## START

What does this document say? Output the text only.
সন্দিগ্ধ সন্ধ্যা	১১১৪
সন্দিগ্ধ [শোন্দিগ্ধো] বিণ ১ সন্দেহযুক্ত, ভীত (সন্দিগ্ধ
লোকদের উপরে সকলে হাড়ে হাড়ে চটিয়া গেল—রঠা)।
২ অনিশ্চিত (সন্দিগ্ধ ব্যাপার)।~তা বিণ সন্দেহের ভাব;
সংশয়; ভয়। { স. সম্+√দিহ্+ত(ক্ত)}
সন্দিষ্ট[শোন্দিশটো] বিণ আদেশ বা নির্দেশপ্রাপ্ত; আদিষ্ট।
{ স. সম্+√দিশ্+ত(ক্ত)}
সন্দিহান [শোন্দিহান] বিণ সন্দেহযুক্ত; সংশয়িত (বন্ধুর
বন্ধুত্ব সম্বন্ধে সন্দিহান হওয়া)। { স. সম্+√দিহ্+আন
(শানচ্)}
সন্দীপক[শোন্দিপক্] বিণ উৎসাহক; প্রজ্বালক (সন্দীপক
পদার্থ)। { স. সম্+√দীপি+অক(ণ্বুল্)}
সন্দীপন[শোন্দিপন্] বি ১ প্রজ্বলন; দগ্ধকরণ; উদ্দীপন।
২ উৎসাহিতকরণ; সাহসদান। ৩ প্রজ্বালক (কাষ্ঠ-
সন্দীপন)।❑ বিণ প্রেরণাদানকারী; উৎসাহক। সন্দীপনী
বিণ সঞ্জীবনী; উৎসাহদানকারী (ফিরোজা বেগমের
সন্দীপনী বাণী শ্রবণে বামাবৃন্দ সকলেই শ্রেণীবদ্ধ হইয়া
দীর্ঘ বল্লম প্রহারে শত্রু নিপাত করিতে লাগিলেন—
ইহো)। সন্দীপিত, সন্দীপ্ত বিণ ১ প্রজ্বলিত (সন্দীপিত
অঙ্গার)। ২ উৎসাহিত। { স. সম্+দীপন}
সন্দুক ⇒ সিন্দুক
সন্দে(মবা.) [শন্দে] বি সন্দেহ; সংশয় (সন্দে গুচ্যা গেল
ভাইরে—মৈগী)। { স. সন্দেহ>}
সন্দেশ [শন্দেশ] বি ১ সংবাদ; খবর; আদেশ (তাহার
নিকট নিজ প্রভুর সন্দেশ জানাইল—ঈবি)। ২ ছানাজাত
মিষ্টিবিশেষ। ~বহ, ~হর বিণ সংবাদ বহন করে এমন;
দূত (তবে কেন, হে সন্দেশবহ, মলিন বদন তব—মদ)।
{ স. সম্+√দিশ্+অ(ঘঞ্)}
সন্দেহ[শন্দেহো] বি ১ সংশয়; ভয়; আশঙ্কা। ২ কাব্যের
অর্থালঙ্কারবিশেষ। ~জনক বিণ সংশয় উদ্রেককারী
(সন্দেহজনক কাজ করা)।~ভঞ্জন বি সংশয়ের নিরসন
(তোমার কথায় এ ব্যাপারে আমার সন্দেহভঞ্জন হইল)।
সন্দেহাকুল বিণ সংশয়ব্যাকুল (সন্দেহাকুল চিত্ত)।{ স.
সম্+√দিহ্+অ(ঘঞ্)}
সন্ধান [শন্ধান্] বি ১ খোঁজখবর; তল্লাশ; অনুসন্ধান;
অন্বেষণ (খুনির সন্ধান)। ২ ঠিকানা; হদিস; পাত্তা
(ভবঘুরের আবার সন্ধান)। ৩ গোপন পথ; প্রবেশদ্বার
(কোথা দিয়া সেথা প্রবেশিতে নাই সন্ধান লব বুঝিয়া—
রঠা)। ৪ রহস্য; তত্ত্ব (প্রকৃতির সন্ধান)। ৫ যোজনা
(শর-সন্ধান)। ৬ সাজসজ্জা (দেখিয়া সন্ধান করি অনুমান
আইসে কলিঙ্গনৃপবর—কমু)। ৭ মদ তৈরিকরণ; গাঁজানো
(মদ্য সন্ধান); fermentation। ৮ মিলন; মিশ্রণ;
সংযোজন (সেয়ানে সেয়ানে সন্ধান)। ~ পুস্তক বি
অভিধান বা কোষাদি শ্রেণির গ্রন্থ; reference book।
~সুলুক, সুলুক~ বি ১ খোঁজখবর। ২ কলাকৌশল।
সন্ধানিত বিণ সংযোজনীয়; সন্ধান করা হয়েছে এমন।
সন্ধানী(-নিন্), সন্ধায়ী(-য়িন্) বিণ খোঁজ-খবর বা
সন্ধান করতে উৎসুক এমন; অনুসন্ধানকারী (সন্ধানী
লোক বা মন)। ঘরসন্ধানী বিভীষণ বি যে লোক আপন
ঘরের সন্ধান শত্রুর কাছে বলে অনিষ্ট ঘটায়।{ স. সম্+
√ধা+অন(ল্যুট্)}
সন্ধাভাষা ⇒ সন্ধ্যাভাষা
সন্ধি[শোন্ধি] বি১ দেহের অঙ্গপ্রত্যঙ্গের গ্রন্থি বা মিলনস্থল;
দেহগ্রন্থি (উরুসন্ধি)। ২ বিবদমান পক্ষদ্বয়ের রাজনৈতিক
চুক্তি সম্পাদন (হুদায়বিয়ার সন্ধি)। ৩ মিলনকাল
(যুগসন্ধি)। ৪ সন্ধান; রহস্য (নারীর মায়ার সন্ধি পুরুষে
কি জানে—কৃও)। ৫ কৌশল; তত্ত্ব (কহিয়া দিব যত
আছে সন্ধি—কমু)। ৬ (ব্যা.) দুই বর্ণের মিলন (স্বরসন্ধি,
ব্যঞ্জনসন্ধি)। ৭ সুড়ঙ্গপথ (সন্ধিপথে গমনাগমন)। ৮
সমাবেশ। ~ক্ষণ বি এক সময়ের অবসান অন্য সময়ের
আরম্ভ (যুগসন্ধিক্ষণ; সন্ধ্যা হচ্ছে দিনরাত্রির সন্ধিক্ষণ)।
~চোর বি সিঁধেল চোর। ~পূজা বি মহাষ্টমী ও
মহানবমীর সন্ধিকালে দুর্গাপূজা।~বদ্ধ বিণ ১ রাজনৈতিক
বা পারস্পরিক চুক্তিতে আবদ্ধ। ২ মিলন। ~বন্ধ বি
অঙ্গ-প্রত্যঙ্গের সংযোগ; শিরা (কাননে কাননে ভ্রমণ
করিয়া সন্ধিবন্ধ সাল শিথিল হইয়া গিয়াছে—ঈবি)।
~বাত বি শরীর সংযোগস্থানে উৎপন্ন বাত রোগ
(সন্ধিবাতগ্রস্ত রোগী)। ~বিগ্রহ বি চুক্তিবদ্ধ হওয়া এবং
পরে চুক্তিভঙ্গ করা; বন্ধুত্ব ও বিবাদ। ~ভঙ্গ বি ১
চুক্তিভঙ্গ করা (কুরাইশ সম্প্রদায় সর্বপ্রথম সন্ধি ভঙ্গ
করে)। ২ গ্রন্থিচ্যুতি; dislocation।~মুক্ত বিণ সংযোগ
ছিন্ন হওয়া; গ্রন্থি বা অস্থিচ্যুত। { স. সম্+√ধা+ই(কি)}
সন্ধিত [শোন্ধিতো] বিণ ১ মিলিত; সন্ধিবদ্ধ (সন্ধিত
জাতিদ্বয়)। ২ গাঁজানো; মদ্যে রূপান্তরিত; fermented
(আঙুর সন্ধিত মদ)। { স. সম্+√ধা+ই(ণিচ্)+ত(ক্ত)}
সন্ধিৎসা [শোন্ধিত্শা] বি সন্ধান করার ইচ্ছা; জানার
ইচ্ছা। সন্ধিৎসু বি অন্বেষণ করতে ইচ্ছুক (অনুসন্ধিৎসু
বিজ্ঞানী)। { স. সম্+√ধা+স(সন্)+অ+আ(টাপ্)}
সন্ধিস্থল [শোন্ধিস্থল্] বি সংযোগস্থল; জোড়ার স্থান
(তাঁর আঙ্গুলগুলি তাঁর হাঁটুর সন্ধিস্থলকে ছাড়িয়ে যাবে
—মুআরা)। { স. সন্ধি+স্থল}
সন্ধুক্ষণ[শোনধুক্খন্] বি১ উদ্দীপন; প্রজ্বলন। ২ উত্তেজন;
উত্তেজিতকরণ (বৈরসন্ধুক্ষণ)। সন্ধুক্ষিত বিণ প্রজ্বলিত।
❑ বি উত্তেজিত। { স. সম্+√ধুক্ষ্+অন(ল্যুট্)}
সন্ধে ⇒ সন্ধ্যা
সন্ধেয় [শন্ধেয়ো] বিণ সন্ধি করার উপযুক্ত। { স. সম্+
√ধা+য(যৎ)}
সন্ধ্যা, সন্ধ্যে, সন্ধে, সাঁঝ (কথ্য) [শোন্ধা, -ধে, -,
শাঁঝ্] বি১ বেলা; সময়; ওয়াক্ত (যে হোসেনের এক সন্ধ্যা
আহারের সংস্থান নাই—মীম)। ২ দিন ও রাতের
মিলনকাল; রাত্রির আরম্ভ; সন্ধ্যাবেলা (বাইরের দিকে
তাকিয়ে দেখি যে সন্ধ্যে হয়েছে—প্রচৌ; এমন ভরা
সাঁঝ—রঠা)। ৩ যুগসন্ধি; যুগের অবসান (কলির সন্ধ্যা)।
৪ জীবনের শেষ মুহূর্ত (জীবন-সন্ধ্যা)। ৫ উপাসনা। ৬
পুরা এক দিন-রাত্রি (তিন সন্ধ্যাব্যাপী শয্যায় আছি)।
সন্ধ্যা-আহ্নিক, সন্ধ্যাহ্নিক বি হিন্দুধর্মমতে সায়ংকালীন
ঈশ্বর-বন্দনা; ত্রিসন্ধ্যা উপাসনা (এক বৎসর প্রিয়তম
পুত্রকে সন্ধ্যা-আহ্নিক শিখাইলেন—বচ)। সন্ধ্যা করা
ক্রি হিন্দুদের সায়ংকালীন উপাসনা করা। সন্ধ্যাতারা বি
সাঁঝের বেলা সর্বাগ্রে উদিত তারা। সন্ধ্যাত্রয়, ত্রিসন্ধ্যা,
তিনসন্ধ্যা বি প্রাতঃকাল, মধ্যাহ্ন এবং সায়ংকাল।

## END

Written request :: Copy out every line that includes the word "জখবর".

Final result ::
সন্ধান [শন্ধান্] বি ১ খোঁজখবর; তল্লাশ; অনুসন্ধান;
~সুলুক, সুলুক~ বি ১ খোঁজখবর। ২ কলাকৌশল।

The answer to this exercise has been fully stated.